• [WHAT TO DO] Repeat the listing below in full, exactly as it stands.
===== RECORDS SHOWN =====
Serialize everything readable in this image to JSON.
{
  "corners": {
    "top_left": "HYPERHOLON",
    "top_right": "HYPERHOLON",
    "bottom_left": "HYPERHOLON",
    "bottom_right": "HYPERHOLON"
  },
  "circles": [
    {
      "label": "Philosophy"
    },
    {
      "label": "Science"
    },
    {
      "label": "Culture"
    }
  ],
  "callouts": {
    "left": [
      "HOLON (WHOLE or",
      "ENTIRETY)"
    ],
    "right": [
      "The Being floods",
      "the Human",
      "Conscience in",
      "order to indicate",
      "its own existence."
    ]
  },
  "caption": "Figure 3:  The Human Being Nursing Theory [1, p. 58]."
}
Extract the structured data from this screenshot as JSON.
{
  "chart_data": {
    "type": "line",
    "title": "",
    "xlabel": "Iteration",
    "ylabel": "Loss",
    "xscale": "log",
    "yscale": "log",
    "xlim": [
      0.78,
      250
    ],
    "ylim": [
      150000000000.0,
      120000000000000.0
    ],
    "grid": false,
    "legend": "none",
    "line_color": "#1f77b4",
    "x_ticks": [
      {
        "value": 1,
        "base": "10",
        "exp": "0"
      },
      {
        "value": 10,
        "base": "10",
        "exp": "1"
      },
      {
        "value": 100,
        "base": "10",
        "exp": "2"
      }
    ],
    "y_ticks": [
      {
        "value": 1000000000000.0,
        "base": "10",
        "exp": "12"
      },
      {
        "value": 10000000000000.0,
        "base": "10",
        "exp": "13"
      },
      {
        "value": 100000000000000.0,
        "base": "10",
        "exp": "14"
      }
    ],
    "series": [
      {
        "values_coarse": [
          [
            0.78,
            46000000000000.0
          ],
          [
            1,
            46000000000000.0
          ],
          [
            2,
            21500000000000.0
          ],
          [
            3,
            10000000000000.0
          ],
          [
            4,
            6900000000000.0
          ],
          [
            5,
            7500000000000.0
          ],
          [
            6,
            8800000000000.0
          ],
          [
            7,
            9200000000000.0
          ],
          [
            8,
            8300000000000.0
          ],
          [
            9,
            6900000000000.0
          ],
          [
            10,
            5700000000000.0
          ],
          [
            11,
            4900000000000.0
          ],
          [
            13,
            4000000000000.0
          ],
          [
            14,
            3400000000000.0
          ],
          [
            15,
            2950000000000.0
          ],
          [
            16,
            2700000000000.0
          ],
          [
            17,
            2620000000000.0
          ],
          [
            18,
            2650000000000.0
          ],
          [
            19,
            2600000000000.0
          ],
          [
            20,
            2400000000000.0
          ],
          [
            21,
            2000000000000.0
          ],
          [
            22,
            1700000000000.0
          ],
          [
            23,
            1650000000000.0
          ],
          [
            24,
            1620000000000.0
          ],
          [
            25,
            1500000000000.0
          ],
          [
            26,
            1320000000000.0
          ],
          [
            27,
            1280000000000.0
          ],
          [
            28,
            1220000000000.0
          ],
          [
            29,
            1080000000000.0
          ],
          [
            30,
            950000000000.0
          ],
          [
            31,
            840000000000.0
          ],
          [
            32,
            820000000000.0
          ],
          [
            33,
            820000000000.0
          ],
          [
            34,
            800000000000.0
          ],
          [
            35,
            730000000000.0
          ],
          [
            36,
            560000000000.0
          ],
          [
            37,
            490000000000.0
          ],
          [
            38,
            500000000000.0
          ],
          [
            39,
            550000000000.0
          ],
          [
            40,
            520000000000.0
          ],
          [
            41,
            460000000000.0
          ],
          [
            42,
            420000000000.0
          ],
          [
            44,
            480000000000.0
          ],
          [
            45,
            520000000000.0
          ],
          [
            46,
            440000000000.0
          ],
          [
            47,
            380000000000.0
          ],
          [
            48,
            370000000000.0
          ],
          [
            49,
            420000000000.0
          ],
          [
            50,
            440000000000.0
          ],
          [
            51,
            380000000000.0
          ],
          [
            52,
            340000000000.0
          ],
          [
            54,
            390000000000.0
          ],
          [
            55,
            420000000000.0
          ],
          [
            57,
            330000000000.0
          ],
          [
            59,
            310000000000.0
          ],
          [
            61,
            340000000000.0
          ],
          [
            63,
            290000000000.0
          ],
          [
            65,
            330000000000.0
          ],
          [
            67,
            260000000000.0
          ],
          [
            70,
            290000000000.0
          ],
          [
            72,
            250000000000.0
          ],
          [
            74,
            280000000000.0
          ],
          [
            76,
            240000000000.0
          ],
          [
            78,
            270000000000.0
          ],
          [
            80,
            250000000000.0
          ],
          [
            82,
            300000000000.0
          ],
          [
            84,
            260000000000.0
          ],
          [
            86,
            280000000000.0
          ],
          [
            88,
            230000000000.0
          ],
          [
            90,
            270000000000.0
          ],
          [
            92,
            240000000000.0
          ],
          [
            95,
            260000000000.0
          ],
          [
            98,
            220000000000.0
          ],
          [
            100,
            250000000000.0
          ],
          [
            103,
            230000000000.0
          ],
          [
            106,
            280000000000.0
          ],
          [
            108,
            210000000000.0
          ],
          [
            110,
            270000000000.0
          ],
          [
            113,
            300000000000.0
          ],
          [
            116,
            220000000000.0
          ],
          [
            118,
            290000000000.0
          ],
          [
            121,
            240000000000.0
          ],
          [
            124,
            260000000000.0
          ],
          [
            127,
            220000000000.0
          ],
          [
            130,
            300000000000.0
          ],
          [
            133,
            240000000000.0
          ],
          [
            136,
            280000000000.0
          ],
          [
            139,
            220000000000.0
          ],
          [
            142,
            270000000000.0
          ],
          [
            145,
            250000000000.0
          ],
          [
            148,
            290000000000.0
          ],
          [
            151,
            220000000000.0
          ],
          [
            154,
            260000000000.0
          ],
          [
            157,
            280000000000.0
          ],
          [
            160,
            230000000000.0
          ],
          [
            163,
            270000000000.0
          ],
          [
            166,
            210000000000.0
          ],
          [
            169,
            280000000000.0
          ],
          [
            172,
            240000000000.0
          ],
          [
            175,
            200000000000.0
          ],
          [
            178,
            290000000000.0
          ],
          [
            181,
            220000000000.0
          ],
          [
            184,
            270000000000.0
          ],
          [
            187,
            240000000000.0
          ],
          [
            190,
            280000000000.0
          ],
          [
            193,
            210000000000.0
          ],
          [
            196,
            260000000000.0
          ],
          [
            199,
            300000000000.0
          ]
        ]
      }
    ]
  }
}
=====
• [OUTPUT FOR THIS TASK]
Serialize everything readable in this image to JSON.
{
  "corners": {
    "top_left": "HYPERHOLON",
    "top_right": "HYPERHOLON",
    "bottom_left": "HYPERHOLON",
    "bottom_right": "HYPERHOLON"
  },
  "circles": [
    {
      "label": "Philosophy"
    },
    {
      "label": "Science"
    },
    {
      "label": "Culture"
    }
  ],
  "callouts": {
    "left": [
      "HOLON (WHOLE or",
      "ENTIRETY)"
    ],
    "right": [
      "The Being floods",
      "the Human",
      "Conscience in",
      "order to indicate",
      "its own existence."
    ]
  },
  "caption": "Figure 3:  The Human Being Nursing Theory [1, p. 58]."
}
Extract the structured data from this screenshot as JSON.
{
  "chart_data": {
    "type": "line",
    "title": "",
    "xlabel": "Iteration",
    "ylabel": "Loss",
    "xscale": "log",
    "yscale": "log",
    "xlim": [
      0.78,
      250
    ],
    "ylim": [
      150000000000.0,
      120000000000000.0
    ],
    "grid": false,
    "legend": "none",
    "line_color": "#1f77b4",
    "x_ticks": [
      {
        "value": 1,
        "base": "10",
        "exp": "0"
      },
      {
        "value": 10,
        "base": "10",
        "exp": "1"
      },
      {
        "value": 100,
        "base": "10",
        "exp": "2"
      }
    ],
    "y_ticks": [
      {
        "value": 1000000000000.0,
        "base": "10",
        "exp": "12"
      },
      {
        "value": 10000000000000.0,
        "base": "10",
        "exp": "13"
      },
      {
        "value": 100000000000000.0,
        "base": "10",
        "exp": "14"
      }
    ],
    "series": [
      {
        "values_coarse": [
          [
            0.78,
            46000000000000.0
          ],
          [
            1,
            46000000000000.0
          ],
          [
            2,
            21500000000000.0
          ],
          [
            3,
            10000000000000.0
          ],
          [
            4,
            6900000000000.0
          ],
          [
            5,
            7500000000000.0
          ],
          [
            6,
            8800000000000.0
          ],
          [
            7,
            9200000000000.0
          ],
          [
            8,
            8300000000000.0
          ],
          [
            9,
            6900000000000.0
          ],
          [
            10,
            5700000000000.0
          ],
          [
            11,
            4900000000000.0
          ],
          [
            13,
            4000000000000.0
          ],
          [
            14,
            3400000000000.0
          ],
          [
            15,
            2950000000000.0
          ],
          [
            16,
            2700000000000.0
          ],
          [
            17,
            2620000000000.0
          ],
          [
            18,
            2650000000000.0
          ],
          [
            19,
            2600000000000.0
          ],
          [
            20,
            2400000000000.0
          ],
          [
            21,
            2000000000000.0
          ],
          [
            22,
            1700000000000.0
          ],
          [
            23,
            1650000000000.0
          ],
          [
            24,
            1620000000000.0
          ],
          [
            25,
            1500000000000.0
          ],
          [
            26,
            1320000000000.0
          ],
          [
            27,
            1280000000000.0
          ],
          [
            28,
            1220000000000.0
          ],
          [
            29,
            1080000000000.0
          ],
          [
            30,
            950000000000.0
          ],
          [
            31,
            840000000000.0
          ],
          [
            32,
            820000000000.0
          ],
          [
            33,
            820000000000.0
          ],
          [
            34,
            800000000000.0
          ],
          [
            35,
            730000000000.0
          ],
          [
            36,
            560000000000.0
          ],
          [
            37,
            490000000000.0
          ],
          [
            38,
            500000000000.0
          ],
          [
            39,
            550000000000.0
          ],
          [
            40,
            520000000000.0
          ],
          [
            41,
            460000000000.0
          ],
          [
            42,
            420000000000.0
          ],
          [
            44,
            480000000000.0
          ],
          [
            45,
            520000000000.0
          ],
          [
            46,
            440000000000.0
          ],
          [
            47,
            380000000000.0
          ],
          [
            48,
            370000000000.0
          ],
          [
            49,
            420000000000.0
          ],
          [
            50,
            440000000000.0
          ],
          [
            51,
            380000000000.0
          ],
          [
            52,
            340000000000.0
          ],
          [
            54,
            390000000000.0
          ],
          [
            55,
            420000000000.0
          ],
          [
            57,
            330000000000.0
          ],
          [
            59,
            310000000000.0
          ],
          [
            61,
            340000000000.0
          ],
          [
            63,
            290000000000.0
          ],
          [
            65,
            330000000000.0
          ],
          [
            67,
            260000000000.0
          ],
          [
            70,
            290000000000.0
          ],
          [
            72,
            250000000000.0
          ],
          [
            74,
            280000000000.0
          ],
          [
            76,
            240000000000.0
          ],
          [
            78,
            270000000000.0
          ],
          [
            80,
            250000000000.0
          ],
          [
            82,
            300000000000.0
          ],
          [
            84,
            260000000000.0
          ],
          [
            86,
            280000000000.0
          ],
          [
            88,
            230000000000.0
          ],
          [
            90,
            270000000000.0
          ],
          [
            92,
            240000000000.0
          ],
          [
            95,
            260000000000.0
          ],
          [
            98,
            220000000000.0
          ],
          [
            100,
            250000000000.0
          ],
          [
            103,
            230000000000.0
          ],
          [
            106,
            280000000000.0
          ],
          [
            108,
            210000000000.0
          ],
          [
            110,
            270000000000.0
          ],
          [
            113,
            300000000000.0
          ],
          [
            116,
            220000000000.0
          ],
          [
            118,
            290000000000.0
          ],
          [
            121,
            240000000000.0
          ],
          [
            124,
            260000000000.0
          ],
          [
            127,
            220000000000.0
          ],
          [
            130,
            300000000000.0
          ],
          [
            133,
            240000000000.0
          ],
          [
            136,
            280000000000.0
          ],
          [
            139,
            220000000000.0
          ],
          [
            142,
            270000000000.0
          ],
          [
            145,
            250000000000.0
          ],
          [
            148,
            290000000000.0
          ],
          [
            151,
            220000000000.0
          ],
          [
            154,
            260000000000.0
          ],
          [
            157,
            280000000000.0
          ],
          [
            160,
            230000000000.0
          ],
          [
            163,
            270000000000.0
          ],
          [
            166,
            210000000000.0
          ],
          [
            169,
            280000000000.0
          ],
          [
            172,
            240000000000.0
          ],
          [
            175,
            200000000000.0
          ],
          [
            178,
            290000000000.0
          ],
          [
            181,
            220000000000.0
          ],
          [
            184,
            270000000000.0
          ],
          [
            187,
            240000000000.0
          ],
          [
            190,
            280000000000.0
          ],
          [
            193,
            210000000000.0
          ],
          [
            196,
            260000000000.0
          ],
          [
            199,
            300000000000.0
          ]
        ]
      }
    ]
  }
}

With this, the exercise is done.